The request
Copy, from the entries below, each line in which the string "الخبر" appears.

[Dataset entries]
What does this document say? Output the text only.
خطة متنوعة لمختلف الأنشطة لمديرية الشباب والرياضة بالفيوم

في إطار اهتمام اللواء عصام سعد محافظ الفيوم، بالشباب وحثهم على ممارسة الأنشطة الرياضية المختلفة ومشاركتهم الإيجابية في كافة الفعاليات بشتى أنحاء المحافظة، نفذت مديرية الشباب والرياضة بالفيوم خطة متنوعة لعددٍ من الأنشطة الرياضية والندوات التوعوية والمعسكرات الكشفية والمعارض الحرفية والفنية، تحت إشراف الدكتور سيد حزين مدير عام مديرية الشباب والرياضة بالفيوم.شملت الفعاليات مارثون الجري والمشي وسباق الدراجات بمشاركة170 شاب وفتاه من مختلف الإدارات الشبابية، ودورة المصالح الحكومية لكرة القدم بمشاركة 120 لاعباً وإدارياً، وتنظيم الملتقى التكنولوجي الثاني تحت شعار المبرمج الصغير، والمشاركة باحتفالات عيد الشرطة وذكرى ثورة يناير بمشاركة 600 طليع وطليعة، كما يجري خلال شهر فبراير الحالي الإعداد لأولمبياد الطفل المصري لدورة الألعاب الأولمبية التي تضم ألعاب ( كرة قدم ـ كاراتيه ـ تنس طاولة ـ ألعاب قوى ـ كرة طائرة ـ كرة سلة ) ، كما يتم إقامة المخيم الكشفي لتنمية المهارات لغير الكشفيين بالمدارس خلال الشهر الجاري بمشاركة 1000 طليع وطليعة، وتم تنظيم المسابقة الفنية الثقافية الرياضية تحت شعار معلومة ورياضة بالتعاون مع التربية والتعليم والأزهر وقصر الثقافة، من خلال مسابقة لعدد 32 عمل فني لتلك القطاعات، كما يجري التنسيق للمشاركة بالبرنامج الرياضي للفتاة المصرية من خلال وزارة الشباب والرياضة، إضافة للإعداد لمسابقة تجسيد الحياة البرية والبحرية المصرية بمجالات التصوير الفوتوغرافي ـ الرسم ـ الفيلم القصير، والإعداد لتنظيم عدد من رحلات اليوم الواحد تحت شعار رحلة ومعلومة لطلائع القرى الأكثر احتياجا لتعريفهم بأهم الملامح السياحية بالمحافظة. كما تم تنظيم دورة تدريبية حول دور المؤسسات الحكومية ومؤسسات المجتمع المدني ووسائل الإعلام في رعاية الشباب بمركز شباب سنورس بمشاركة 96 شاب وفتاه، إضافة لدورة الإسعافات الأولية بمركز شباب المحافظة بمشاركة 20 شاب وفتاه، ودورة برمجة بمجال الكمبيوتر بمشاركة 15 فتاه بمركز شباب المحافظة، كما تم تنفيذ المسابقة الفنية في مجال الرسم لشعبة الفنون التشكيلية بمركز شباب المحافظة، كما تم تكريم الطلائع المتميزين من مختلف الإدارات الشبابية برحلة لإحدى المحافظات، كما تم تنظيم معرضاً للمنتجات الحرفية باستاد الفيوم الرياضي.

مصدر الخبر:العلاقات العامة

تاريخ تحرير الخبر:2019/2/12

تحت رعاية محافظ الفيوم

The solution
مصدر الخبر:العلاقات العامة
تاريخ تحرير الخبر:2019/2/12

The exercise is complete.